WHAT IS NEEDED: Reproduce verbatim the lines in the entries below, from the line containing "x-tick-label: 40 <box>157 310 169 324</box>" through the line containing "x-tick-label: 140 <box>407 310 425 324</box>", with both endpoint lines included. Output only those lines.

++++++++

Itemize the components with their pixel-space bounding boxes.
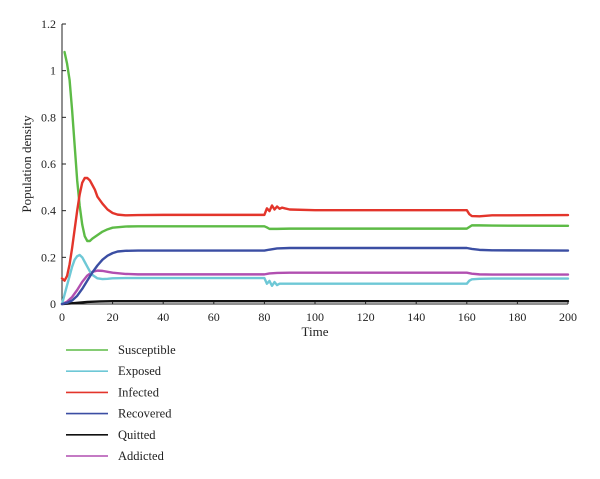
x-tick-label: 40 <box>157 310 169 324</box>
legend-label: Exposed <box>118 364 162 378</box>
legend: Susceptible Exposed Infected Recovered Quitt… <box>66 343 176 463</box>
y-tick-label: 0.8 <box>41 110 56 124</box>
y-axis-title: Population density <box>19 115 34 213</box>
legend-label: Infected <box>118 385 160 399</box>
axes: 0 20 40 60 80 100 120 140 160 180 200 0 0.2 0.4 0.6 0.8… <box>19 17 577 339</box>
x-tick-label: 60 <box>208 310 220 324</box>
x-tick-label: 0 <box>59 310 65 324</box>
series-line-addicted <box>60 269 570 306</box>
legend-label: Recovered <box>118 407 172 421</box>
series-lines <box>60 50 570 306</box>
y-tick-label: 0.2 <box>41 250 56 264</box>
y-tick-label: 1 <box>50 64 56 78</box>
x-tick-label: 200 <box>559 310 577 324</box>
x-tick-label: 180 <box>508 310 526 324</box>
series-line-quitted <box>60 300 570 306</box>
series-line-exposed <box>60 253 570 306</box>
y-tick-label: 0 <box>50 297 56 311</box>
legend-label: Quitted <box>118 428 156 442</box>
y-tick-label: 0.4 <box>41 204 56 218</box>
y-tick-label: 1.2 <box>41 17 56 31</box>
x-axis-title: Time <box>302 324 329 339</box>
x-tick-label: 120 <box>357 310 375 324</box>
legend-label: Addicted <box>118 449 165 463</box>
series-line-susceptible <box>63 50 570 243</box>
legend-label: Susceptible <box>118 343 176 357</box>
x-tick-label: 80 <box>258 310 270 324</box>
x-tick-label: 160 <box>458 310 476 324</box>
y-tick-label: 0.6 <box>41 157 56 171</box>
x-tick-label: 20 <box>107 310 119 324</box>
x-tick-label: 100 <box>306 310 324 324</box>
series-line-recovered <box>60 246 570 306</box>
series-line-infected <box>60 176 570 282</box>
x-tick-label: 140 <box>407 310 425 324</box>
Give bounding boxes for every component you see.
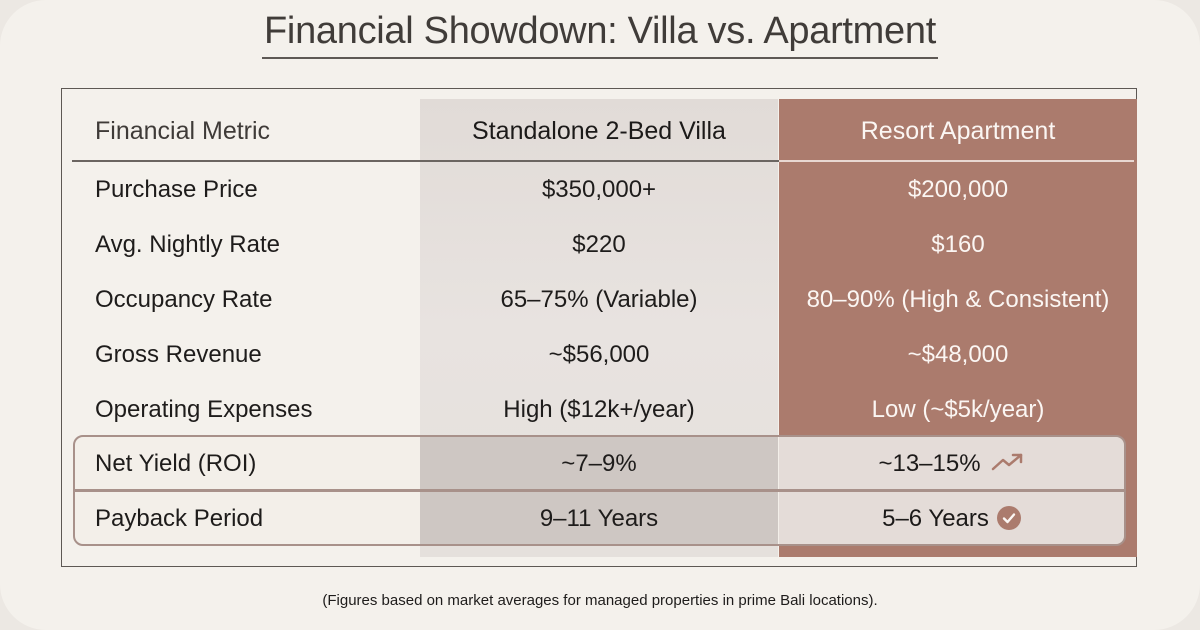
row-villa-value: ~7–9% xyxy=(561,450,637,477)
row-apartment-value: ~13–15% xyxy=(779,449,1124,480)
row-villa-value: 65–75% (Variable) xyxy=(500,286,698,313)
trending-up-icon xyxy=(991,450,1025,480)
row-metric: Gross Revenue xyxy=(95,341,262,368)
row-apartment-value: 5–6 Years xyxy=(779,504,1124,534)
row-apartment-value: $160 xyxy=(931,231,985,258)
row-apartment-value: Low (~$5k/year) xyxy=(871,396,1045,423)
header-apartment: Resort Apartment xyxy=(860,117,1056,145)
row-apartment-value: $200,000 xyxy=(907,176,1009,203)
header-divider xyxy=(72,160,779,162)
row-metric: Payback Period xyxy=(95,505,264,532)
row-metric: Net Yield (ROI) xyxy=(95,450,257,477)
header-metric: Financial Metric xyxy=(95,117,271,145)
row-villa-value: 9–11 Years xyxy=(539,505,659,532)
check-circle-icon xyxy=(996,505,1021,530)
header-villa: Standalone 2-Bed Villa xyxy=(472,117,726,145)
row-apartment-value: 80–90% (High & Consistent) xyxy=(806,286,1110,313)
page-title: Financial Showdown: Villa vs. Apartment xyxy=(0,10,1200,59)
row-metric: Purchase Price xyxy=(95,176,258,203)
row-metric: Avg. Nightly Rate xyxy=(95,231,280,258)
highlight-divider xyxy=(75,489,1124,492)
row-villa-value: High ($12k+/year) xyxy=(503,396,695,423)
row-apartment-value: ~$48,000 xyxy=(907,341,1009,368)
row-villa-value: ~$56,000 xyxy=(548,341,650,368)
row-metric: Operating Expenses xyxy=(95,396,313,423)
row-metric: Occupancy Rate xyxy=(95,286,273,313)
row-villa-value: $220 xyxy=(572,231,626,258)
footnote: (Figures based on market averages for ma… xyxy=(322,592,878,609)
header-divider-apartment xyxy=(779,160,1134,162)
row-villa-value: $350,000+ xyxy=(541,176,657,203)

++++++++

FULL SOLUTION:
x-tick-label: 40 <box>157 310 169 324</box>
legend-label: Exposed <box>118 364 162 378</box>
legend: Susceptible Exposed Infected Recovered Quitt… <box>66 343 176 463</box>
y-tick-label: 0.8 <box>41 110 56 124</box>
y-axis-title: Population density <box>19 115 34 213</box>
legend-label: Infected <box>118 385 160 399</box>
axes: 0 20 40 60 80 100 120 140 160 180 200 0 0.2 0.4 0.6 0.8… <box>19 17 577 339</box>
x-tick-label: 60 <box>208 310 220 324</box>
x-tick-label: 0 <box>59 310 65 324</box>
series-line-addicted <box>60 269 570 306</box>
legend-label: Recovered <box>118 407 172 421</box>
series-lines <box>60 50 570 306</box>
y-tick-label: 0.2 <box>41 250 56 264</box>
y-tick-label: 1 <box>50 64 56 78</box>
x-tick-label: 200 <box>559 310 577 324</box>
x-tick-label: 180 <box>508 310 526 324</box>
series-line-quitted <box>60 300 570 306</box>
series-line-exposed <box>60 253 570 306</box>
y-tick-label: 0 <box>50 297 56 311</box>
legend-label: Quitted <box>118 428 156 442</box>
y-tick-label: 0.4 <box>41 204 56 218</box>
y-tick-label: 1.2 <box>41 17 56 31</box>
x-axis-title: Time <box>302 324 329 339</box>
x-tick-label: 120 <box>357 310 375 324</box>
legend-label: Addicted <box>118 449 165 463</box>
series-line-susceptible <box>63 50 570 243</box>
legend-label: Susceptible <box>118 343 176 357</box>
x-tick-label: 80 <box>258 310 270 324</box>
x-tick-label: 160 <box>458 310 476 324</box>
y-tick-label: 0.6 <box>41 157 56 171</box>
x-tick-label: 20 <box>107 310 119 324</box>
x-tick-label: 100 <box>306 310 324 324</box>
series-line-recovered <box>60 246 570 306</box>
series-line-infected <box>60 176 570 282</box>
x-tick-label: 140 <box>407 310 425 324</box>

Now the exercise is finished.